▶ **Exercise prompt**
Omit the pictures from the entries below and retype everything else exactly.

- - - -

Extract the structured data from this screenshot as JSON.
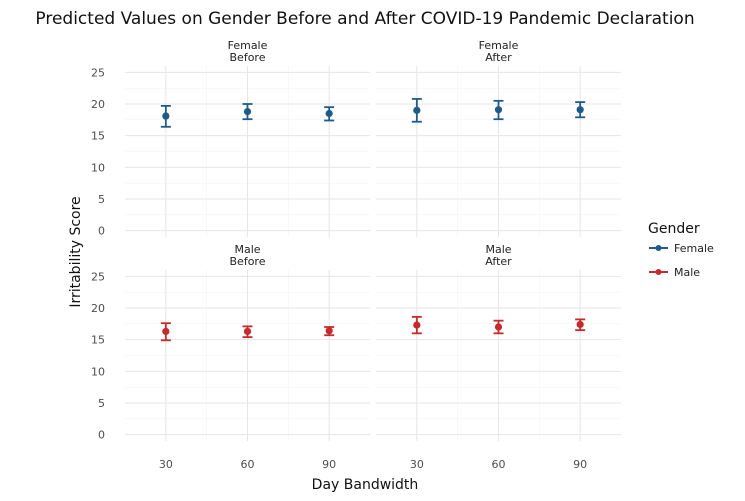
{
  "chart_data": {
    "type": "scatter",
    "subtype": "point-with-errorbars, faceted 2x2",
    "title": "Predicted Values on Gender Before and After COVID-19 Pandemic Declaration",
    "xlabel": "Day Bandwidth",
    "ylabel": "Irritability Score",
    "x_ticks": [
      "30",
      "60",
      "90"
    ],
    "y_ticks": [
      "0",
      "5",
      "10",
      "15",
      "20",
      "25"
    ],
    "ylim": [
      -1,
      26
    ],
    "grid": true,
    "legend": {
      "title": "Gender",
      "position": "right",
      "entries": [
        {
          "label": "Female",
          "color": "#1f5b8a"
        },
        {
          "label": "Male",
          "color": "#c62a2a"
        }
      ]
    },
    "panels": [
      {
        "strip": [
          "Female",
          "Before"
        ],
        "gender": "Female",
        "color": "#1f5b8a",
        "points": [
          {
            "x": 30,
            "y": 18.1,
            "lo": 16.4,
            "hi": 19.7
          },
          {
            "x": 60,
            "y": 18.8,
            "lo": 17.6,
            "hi": 20.0
          },
          {
            "x": 90,
            "y": 18.5,
            "lo": 17.4,
            "hi": 19.5
          }
        ]
      },
      {
        "strip": [
          "Female",
          "After"
        ],
        "gender": "Female",
        "color": "#1f5b8a",
        "points": [
          {
            "x": 30,
            "y": 19.0,
            "lo": 17.2,
            "hi": 20.8
          },
          {
            "x": 60,
            "y": 19.1,
            "lo": 17.6,
            "hi": 20.5
          },
          {
            "x": 90,
            "y": 19.1,
            "lo": 17.9,
            "hi": 20.3
          }
        ]
      },
      {
        "strip": [
          "Male",
          "Before"
        ],
        "gender": "Male",
        "color": "#c62a2a",
        "points": [
          {
            "x": 30,
            "y": 16.3,
            "lo": 14.9,
            "hi": 17.6
          },
          {
            "x": 60,
            "y": 16.3,
            "lo": 15.4,
            "hi": 17.1
          },
          {
            "x": 90,
            "y": 16.4,
            "lo": 15.7,
            "hi": 17.0
          }
        ]
      },
      {
        "strip": [
          "Male",
          "After"
        ],
        "gender": "Male",
        "color": "#c62a2a",
        "points": [
          {
            "x": 30,
            "y": 17.3,
            "lo": 16.0,
            "hi": 18.6
          },
          {
            "x": 60,
            "y": 17.0,
            "lo": 16.0,
            "hi": 18.0
          },
          {
            "x": 90,
            "y": 17.4,
            "lo": 16.5,
            "hi": 18.2
          }
        ]
      }
    ]
  }
}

- - - -

▶ **Completed exercise**
Extract the structured data from this screenshot as JSON.
{
  "chart_data": {
    "type": "scatter",
    "subtype": "point-with-errorbars, faceted 2x2",
    "title": "Predicted Values on Gender Before and After COVID-19 Pandemic Declaration",
    "xlabel": "Day Bandwidth",
    "ylabel": "Irritability Score",
    "x_ticks": [
      "30",
      "60",
      "90"
    ],
    "y_ticks": [
      "0",
      "5",
      "10",
      "15",
      "20",
      "25"
    ],
    "ylim": [
      -1,
      26
    ],
    "grid": true,
    "legend": {
      "title": "Gender",
      "position": "right",
      "entries": [
        {
          "label": "Female",
          "color": "#1f5b8a"
        },
        {
          "label": "Male",
          "color": "#c62a2a"
        }
      ]
    },
    "panels": [
      {
        "strip": [
          "Female",
          "Before"
        ],
        "gender": "Female",
        "color": "#1f5b8a",
        "points": [
          {
            "x": 30,
            "y": 18.1,
            "lo": 16.4,
            "hi": 19.7
          },
          {
            "x": 60,
            "y": 18.8,
            "lo": 17.6,
            "hi": 20.0
          },
          {
            "x": 90,
            "y": 18.5,
            "lo": 17.4,
            "hi": 19.5
          }
        ]
      },
      {
        "strip": [
          "Female",
          "After"
        ],
        "gender": "Female",
        "color": "#1f5b8a",
        "points": [
          {
            "x": 30,
            "y": 19.0,
            "lo": 17.2,
            "hi": 20.8
          },
          {
            "x": 60,
            "y": 19.1,
            "lo": 17.6,
            "hi": 20.5
          },
          {
            "x": 90,
            "y": 19.1,
            "lo": 17.9,
            "hi": 20.3
          }
        ]
      },
      {
        "strip": [
          "Male",
          "Before"
        ],
        "gender": "Male",
        "color": "#c62a2a",
        "points": [
          {
            "x": 30,
            "y": 16.3,
            "lo": 14.9,
            "hi": 17.6
          },
          {
            "x": 60,
            "y": 16.3,
            "lo": 15.4,
            "hi": 17.1
          },
          {
            "x": 90,
            "y": 16.4,
            "lo": 15.7,
            "hi": 17.0
          }
        ]
      },
      {
        "strip": [
          "Male",
          "After"
        ],
        "gender": "Male",
        "color": "#c62a2a",
        "points": [
          {
            "x": 30,
            "y": 17.3,
            "lo": 16.0,
            "hi": 18.6
          },
          {
            "x": 60,
            "y": 17.0,
            "lo": 16.0,
            "hi": 18.0
          },
          {
            "x": 90,
            "y": 17.4,
            "lo": 16.5,
            "hi": 18.2
          }
        ]
      }
    ]
  }
}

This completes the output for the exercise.